REQUIRED TASK: Substitute "fatalities" for "deaths" in everything from the start of the records down to the line containing "y-tick-label: 0.8 — [269, 278, 293, 296]", and give those lines back with nothing else changed.

## begin

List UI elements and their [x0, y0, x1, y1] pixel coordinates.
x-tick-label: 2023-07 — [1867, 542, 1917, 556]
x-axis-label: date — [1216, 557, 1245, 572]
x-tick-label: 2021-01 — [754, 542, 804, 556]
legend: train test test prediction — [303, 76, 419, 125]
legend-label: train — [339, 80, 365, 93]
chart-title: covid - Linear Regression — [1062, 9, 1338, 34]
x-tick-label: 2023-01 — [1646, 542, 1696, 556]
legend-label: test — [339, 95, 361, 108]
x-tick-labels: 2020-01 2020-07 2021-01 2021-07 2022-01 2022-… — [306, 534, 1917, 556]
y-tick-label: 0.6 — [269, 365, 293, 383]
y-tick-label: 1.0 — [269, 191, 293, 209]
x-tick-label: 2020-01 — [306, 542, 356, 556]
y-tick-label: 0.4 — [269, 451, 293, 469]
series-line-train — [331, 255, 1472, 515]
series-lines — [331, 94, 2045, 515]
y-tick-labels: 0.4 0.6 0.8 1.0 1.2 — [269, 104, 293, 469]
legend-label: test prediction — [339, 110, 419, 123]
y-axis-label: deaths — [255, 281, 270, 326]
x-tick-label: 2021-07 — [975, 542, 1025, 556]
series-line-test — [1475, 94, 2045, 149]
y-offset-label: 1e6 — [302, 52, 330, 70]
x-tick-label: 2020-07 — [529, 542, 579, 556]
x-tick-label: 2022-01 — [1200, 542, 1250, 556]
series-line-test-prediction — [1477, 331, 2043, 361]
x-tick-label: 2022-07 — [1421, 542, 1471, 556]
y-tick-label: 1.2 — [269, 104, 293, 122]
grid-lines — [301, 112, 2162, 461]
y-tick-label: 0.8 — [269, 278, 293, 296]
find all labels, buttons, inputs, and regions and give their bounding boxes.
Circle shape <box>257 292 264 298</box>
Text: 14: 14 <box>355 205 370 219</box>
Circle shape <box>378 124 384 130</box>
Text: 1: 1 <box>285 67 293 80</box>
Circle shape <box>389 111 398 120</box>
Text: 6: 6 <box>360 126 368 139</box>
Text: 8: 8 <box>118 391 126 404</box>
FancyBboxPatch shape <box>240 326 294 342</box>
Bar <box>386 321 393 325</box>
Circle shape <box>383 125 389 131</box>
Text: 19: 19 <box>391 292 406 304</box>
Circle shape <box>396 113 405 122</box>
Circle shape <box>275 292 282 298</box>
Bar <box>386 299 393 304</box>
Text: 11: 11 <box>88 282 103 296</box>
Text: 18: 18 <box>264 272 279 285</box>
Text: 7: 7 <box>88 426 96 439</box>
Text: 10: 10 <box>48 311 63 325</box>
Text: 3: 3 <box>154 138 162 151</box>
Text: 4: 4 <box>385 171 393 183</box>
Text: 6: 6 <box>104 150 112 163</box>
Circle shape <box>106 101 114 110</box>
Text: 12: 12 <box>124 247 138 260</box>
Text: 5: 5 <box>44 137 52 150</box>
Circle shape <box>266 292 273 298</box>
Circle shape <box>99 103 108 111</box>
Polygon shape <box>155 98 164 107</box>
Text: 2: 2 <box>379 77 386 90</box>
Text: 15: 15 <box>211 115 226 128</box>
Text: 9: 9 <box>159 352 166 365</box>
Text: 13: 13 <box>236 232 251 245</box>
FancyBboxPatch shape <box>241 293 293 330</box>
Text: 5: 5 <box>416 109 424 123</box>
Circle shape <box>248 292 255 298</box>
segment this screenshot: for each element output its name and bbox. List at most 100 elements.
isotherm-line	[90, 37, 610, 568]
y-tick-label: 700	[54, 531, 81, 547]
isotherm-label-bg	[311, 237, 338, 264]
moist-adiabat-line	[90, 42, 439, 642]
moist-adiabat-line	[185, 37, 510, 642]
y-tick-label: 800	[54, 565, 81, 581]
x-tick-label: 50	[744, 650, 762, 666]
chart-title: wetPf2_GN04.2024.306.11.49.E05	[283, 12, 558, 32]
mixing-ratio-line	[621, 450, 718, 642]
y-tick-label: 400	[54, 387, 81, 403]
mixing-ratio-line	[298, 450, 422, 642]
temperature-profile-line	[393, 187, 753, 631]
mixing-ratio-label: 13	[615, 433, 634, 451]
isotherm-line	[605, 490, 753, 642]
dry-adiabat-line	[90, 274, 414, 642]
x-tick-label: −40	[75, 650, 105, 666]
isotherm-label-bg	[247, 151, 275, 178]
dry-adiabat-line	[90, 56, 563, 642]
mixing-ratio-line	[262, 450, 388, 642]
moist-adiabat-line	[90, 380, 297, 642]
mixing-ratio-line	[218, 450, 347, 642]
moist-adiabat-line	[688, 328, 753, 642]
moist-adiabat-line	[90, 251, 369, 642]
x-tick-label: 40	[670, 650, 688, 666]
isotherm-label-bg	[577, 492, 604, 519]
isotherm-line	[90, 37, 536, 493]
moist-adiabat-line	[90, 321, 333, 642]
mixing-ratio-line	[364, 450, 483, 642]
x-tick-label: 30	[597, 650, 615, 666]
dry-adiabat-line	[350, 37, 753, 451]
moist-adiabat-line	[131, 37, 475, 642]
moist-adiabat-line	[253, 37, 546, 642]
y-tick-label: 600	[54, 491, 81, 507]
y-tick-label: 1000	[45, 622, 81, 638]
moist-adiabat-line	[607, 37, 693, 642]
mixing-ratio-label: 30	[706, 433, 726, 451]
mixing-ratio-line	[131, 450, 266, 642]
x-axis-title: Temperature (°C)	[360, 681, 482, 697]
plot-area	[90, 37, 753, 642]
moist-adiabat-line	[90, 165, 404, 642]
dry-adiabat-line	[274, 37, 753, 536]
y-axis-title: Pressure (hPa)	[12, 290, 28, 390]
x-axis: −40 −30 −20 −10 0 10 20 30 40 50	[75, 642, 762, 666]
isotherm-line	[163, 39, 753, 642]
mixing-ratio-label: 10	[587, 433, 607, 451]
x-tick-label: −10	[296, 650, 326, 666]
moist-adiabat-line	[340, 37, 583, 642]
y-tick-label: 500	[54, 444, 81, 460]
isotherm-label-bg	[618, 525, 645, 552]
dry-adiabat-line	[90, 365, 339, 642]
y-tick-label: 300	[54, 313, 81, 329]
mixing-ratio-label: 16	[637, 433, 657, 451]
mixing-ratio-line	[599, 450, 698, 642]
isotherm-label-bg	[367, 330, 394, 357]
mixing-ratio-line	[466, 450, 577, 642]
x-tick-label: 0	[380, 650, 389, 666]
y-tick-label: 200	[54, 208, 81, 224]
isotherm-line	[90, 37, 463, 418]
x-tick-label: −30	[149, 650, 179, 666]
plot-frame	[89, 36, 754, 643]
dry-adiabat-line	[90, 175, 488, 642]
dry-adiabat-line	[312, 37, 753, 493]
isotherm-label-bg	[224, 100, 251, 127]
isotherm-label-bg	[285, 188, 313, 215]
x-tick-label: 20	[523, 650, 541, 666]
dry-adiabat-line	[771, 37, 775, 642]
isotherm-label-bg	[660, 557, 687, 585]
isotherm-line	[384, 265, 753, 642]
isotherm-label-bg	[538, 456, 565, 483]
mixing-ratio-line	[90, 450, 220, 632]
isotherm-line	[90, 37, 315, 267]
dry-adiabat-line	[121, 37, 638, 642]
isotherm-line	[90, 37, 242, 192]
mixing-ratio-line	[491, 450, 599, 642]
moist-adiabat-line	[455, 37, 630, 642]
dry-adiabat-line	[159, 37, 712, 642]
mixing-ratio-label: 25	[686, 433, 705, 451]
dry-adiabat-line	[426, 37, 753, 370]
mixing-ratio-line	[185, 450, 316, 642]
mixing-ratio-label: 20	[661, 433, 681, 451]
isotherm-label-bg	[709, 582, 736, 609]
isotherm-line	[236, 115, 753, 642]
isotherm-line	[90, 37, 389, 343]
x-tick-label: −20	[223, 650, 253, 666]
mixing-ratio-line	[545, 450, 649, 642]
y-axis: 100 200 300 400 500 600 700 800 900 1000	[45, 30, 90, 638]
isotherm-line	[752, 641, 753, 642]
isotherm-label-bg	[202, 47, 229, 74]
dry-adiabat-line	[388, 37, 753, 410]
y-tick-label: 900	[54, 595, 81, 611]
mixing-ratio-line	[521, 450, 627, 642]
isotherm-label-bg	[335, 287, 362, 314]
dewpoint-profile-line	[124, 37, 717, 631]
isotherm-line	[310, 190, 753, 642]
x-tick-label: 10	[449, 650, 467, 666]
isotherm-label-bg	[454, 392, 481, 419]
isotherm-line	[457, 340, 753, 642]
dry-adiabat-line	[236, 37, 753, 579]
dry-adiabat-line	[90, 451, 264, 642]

## end

OUTPUT OF THE TASK:
List UI elements and their [x0, y0, x1, y1] pixel coordinates.
x-tick-label: 2023-07 — [1867, 542, 1917, 556]
x-axis-label: date — [1216, 557, 1245, 572]
x-tick-label: 2021-01 — [754, 542, 804, 556]
legend: train test test prediction — [303, 76, 419, 125]
legend-label: train — [339, 80, 365, 93]
chart-title: covid - Linear Regression — [1062, 9, 1338, 34]
x-tick-label: 2023-01 — [1646, 542, 1696, 556]
legend-label: test — [339, 95, 361, 108]
x-tick-labels: 2020-01 2020-07 2021-01 2021-07 2022-01 2022-… — [306, 534, 1917, 556]
y-tick-label: 0.6 — [269, 365, 293, 383]
y-tick-label: 1.0 — [269, 191, 293, 209]
x-tick-label: 2020-01 — [306, 542, 356, 556]
y-tick-label: 0.4 — [269, 451, 293, 469]
series-line-train — [331, 255, 1472, 515]
series-lines — [331, 94, 2045, 515]
y-tick-labels: 0.4 0.6 0.8 1.0 1.2 — [269, 104, 293, 469]
legend-label: test prediction — [339, 110, 419, 123]
y-axis-label: fatalities — [255, 281, 270, 326]
x-tick-label: 2021-07 — [975, 542, 1025, 556]
series-line-test — [1475, 94, 2045, 149]
y-offset-label: 1e6 — [302, 52, 330, 70]
x-tick-label: 2020-07 — [529, 542, 579, 556]
x-tick-label: 2022-01 — [1200, 542, 1250, 556]
series-line-test-prediction — [1477, 331, 2043, 361]
x-tick-label: 2022-07 — [1421, 542, 1471, 556]
y-tick-label: 1.2 — [269, 104, 293, 122]
grid-lines — [301, 112, 2162, 461]
y-tick-label: 0.8 — [269, 278, 293, 296]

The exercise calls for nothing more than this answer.